» Written request
Copy every line that holds "this".

» Given data
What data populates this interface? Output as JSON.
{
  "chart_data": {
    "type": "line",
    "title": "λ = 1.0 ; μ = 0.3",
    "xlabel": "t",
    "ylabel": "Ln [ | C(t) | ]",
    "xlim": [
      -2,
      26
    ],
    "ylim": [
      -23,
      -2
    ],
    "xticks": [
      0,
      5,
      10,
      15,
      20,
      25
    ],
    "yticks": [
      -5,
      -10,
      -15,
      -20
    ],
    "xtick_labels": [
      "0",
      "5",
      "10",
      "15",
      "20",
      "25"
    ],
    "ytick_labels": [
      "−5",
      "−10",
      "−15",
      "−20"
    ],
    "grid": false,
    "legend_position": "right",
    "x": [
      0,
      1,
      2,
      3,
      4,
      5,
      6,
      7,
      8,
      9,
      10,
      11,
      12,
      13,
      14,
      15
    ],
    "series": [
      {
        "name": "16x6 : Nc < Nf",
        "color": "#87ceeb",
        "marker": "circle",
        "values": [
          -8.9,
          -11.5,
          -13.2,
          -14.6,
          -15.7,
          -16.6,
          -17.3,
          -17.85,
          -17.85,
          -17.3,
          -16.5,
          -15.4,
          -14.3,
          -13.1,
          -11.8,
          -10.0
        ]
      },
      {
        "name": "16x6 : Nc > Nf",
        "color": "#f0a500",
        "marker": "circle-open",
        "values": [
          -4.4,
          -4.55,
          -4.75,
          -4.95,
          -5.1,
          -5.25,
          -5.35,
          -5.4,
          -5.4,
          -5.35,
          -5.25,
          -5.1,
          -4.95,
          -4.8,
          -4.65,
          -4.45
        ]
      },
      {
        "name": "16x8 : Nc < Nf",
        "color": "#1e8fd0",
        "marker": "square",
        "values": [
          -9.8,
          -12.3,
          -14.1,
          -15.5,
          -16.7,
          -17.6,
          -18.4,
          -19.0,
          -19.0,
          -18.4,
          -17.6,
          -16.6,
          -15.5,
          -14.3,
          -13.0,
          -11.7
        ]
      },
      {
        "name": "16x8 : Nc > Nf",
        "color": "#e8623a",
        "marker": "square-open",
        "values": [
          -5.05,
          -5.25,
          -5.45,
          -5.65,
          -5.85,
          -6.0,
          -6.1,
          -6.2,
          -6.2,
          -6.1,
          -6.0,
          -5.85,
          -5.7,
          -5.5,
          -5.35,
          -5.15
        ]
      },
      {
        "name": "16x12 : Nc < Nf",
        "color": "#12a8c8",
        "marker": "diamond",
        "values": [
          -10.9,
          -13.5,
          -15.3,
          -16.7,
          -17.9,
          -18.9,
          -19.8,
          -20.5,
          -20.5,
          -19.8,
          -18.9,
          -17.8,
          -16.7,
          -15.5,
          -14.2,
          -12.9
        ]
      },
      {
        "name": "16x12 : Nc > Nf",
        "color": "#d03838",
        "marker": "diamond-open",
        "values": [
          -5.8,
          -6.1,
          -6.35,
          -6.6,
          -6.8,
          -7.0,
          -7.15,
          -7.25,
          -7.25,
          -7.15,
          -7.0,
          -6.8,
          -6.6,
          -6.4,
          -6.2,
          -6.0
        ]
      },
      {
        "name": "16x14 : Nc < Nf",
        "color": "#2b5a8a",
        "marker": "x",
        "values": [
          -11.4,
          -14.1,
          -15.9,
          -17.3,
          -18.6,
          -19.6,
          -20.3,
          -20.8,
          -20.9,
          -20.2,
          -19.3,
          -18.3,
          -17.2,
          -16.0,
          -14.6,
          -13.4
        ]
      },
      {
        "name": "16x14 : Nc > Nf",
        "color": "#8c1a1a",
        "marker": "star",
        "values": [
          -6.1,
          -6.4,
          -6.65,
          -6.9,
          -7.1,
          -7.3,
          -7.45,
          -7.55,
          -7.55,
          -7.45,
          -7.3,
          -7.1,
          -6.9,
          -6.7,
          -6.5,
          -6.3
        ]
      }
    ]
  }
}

==

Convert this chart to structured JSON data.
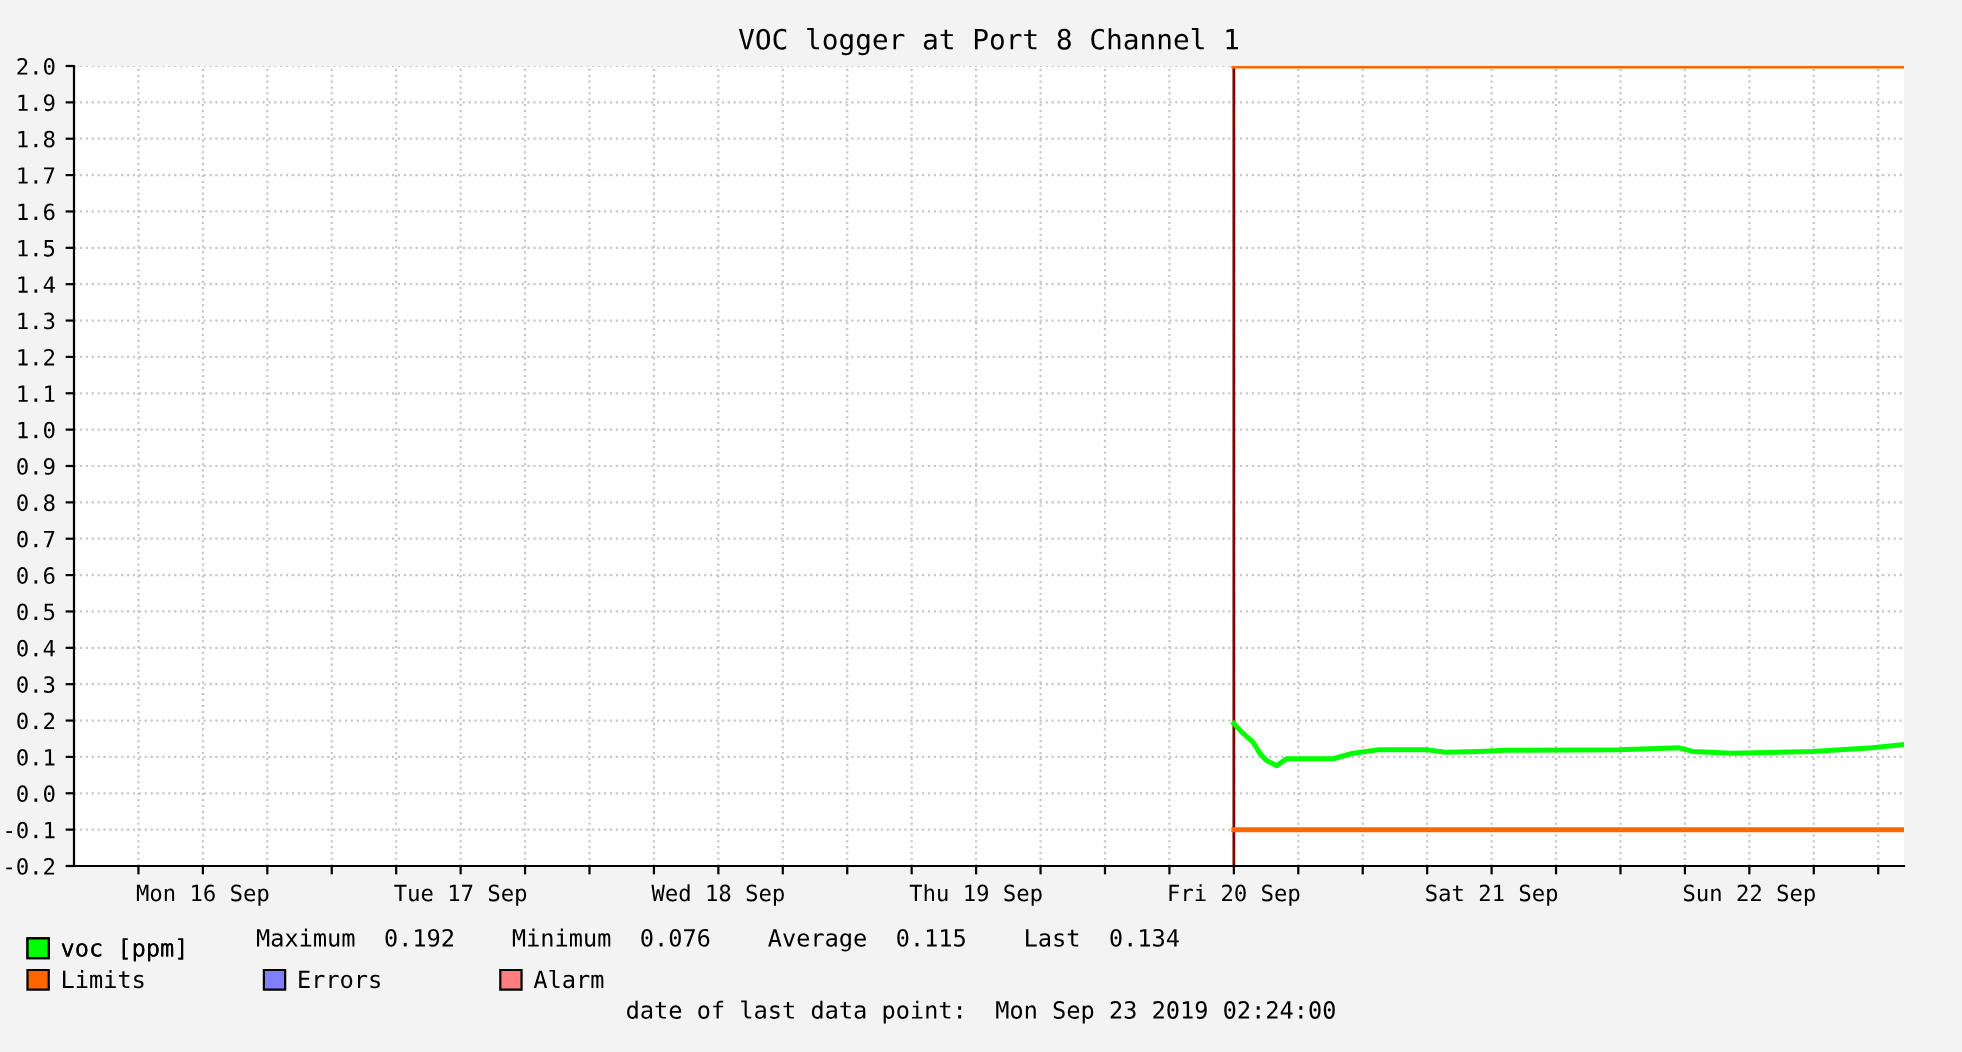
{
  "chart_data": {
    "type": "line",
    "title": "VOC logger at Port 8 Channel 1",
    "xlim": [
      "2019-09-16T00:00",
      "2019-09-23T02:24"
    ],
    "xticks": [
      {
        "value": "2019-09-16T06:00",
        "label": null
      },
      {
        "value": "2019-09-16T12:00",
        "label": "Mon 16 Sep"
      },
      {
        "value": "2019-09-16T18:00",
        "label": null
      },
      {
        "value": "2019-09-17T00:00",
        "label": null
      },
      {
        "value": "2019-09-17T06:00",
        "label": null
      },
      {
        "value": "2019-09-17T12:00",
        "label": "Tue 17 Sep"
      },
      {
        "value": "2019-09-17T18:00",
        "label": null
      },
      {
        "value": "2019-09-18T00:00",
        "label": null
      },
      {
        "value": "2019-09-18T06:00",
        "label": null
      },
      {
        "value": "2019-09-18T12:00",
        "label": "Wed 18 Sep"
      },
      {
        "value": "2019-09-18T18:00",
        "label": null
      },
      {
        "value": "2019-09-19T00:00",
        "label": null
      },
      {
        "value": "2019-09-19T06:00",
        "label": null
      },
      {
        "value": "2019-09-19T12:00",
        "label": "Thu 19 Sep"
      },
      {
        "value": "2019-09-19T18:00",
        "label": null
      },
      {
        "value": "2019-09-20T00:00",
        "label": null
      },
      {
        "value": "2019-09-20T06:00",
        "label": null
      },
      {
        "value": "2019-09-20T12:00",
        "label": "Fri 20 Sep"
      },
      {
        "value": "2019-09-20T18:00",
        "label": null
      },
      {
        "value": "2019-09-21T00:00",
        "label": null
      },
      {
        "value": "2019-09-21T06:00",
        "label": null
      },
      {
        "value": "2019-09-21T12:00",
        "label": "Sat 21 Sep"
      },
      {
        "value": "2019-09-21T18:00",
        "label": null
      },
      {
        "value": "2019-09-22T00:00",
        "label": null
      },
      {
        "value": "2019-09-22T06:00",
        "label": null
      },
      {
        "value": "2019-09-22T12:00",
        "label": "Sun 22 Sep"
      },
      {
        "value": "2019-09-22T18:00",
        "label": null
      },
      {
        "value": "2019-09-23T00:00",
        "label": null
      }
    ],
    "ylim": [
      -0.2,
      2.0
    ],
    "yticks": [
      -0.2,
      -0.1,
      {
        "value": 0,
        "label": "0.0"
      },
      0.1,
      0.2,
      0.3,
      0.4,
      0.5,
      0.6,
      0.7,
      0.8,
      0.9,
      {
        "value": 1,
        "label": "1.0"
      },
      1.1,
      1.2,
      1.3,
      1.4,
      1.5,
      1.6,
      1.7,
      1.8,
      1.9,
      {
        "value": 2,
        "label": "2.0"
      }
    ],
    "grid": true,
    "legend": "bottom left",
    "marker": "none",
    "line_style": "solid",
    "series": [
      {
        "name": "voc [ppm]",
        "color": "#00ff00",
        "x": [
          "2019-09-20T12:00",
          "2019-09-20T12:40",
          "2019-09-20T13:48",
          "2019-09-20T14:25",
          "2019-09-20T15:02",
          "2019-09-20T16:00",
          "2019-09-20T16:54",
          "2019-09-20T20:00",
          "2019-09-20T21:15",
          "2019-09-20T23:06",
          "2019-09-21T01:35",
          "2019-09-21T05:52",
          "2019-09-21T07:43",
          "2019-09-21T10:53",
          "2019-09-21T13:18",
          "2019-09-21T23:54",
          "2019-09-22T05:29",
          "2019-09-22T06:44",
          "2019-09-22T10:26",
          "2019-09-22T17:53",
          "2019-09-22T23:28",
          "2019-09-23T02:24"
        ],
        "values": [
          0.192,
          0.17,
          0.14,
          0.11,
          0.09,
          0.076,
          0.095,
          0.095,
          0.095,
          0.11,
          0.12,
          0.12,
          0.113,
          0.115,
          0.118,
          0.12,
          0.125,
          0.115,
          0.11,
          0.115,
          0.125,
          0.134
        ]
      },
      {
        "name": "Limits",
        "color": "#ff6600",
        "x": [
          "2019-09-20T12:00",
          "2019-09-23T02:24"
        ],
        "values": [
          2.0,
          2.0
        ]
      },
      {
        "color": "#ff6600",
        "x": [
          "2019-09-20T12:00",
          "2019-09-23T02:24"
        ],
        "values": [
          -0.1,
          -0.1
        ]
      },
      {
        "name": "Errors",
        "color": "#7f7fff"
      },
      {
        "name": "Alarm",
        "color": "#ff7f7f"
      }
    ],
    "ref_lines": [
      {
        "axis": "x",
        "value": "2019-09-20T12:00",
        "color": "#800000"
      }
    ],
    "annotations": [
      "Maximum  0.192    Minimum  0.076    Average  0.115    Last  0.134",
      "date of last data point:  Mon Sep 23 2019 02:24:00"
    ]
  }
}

==

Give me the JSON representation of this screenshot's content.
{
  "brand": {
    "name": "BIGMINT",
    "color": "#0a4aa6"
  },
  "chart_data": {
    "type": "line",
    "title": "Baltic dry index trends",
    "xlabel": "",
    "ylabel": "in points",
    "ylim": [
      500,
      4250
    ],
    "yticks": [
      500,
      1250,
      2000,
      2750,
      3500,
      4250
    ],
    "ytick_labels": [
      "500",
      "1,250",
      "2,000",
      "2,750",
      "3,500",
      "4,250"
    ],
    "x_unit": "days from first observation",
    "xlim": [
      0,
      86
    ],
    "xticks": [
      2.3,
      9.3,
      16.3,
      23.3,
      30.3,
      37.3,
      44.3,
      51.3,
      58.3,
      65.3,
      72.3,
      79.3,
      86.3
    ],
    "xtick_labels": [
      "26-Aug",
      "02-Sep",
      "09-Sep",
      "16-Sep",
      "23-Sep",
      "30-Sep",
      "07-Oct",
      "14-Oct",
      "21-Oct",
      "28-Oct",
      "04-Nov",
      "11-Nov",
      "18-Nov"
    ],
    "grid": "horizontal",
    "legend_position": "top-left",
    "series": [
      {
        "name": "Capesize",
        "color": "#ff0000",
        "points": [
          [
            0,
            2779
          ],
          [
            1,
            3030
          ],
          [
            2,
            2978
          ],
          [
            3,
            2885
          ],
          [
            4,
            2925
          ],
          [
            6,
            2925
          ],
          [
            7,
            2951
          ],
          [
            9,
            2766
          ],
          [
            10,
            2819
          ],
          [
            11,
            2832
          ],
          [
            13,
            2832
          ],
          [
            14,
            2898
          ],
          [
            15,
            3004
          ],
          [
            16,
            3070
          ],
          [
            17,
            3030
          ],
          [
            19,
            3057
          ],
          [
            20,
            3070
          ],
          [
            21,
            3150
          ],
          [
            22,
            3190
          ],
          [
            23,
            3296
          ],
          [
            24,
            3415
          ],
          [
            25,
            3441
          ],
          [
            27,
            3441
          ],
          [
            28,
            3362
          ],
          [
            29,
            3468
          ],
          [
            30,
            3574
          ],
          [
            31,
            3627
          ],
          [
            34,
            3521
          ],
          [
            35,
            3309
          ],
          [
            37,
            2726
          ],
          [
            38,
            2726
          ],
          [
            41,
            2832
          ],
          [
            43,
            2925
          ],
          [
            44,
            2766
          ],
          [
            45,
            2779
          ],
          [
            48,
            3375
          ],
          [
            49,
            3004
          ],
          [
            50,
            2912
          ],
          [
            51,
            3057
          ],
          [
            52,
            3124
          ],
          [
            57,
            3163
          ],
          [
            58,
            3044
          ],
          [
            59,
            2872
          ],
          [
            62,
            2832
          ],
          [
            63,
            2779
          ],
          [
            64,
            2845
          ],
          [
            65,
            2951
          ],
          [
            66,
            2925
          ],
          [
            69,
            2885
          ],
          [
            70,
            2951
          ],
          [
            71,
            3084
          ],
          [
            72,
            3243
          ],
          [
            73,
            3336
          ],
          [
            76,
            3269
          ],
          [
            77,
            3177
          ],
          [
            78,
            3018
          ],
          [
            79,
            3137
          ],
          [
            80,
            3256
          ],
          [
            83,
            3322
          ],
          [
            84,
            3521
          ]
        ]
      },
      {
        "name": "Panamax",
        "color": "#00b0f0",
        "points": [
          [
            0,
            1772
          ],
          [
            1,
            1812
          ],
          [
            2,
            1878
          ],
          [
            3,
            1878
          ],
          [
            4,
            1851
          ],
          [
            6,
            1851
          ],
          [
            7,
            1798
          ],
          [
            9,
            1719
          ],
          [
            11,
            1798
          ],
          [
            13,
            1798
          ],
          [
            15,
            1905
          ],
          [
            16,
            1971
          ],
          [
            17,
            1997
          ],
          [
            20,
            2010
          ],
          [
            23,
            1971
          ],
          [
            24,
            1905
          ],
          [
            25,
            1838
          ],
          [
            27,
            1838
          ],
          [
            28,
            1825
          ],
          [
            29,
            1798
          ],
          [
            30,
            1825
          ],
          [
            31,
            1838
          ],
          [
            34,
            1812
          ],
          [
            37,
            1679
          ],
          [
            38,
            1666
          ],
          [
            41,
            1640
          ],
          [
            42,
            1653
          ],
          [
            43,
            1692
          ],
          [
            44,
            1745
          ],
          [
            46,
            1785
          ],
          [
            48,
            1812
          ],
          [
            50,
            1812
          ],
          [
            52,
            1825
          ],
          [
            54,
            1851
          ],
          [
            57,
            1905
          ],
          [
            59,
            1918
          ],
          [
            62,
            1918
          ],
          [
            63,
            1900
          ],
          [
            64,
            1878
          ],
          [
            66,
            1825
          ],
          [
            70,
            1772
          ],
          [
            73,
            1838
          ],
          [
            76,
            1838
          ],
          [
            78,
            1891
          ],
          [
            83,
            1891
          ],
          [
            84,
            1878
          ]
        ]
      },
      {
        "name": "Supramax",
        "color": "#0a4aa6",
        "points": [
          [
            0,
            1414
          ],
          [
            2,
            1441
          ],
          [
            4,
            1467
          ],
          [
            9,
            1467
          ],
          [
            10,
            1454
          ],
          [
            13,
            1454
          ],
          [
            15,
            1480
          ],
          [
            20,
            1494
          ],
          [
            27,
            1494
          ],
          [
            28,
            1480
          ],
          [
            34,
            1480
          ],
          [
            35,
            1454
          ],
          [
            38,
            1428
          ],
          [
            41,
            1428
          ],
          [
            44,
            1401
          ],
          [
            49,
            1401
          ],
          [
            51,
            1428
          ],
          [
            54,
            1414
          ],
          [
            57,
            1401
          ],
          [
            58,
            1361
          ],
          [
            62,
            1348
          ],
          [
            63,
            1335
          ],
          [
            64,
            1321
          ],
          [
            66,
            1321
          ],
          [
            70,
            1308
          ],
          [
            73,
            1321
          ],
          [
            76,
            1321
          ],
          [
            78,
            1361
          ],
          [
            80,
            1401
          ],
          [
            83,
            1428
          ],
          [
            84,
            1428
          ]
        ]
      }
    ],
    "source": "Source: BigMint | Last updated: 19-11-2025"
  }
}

» Correct output
What data populates this interface? Output as JSON.
Convert this chart to structured JSON data.
Give me the JSON representation of this screenshot's content.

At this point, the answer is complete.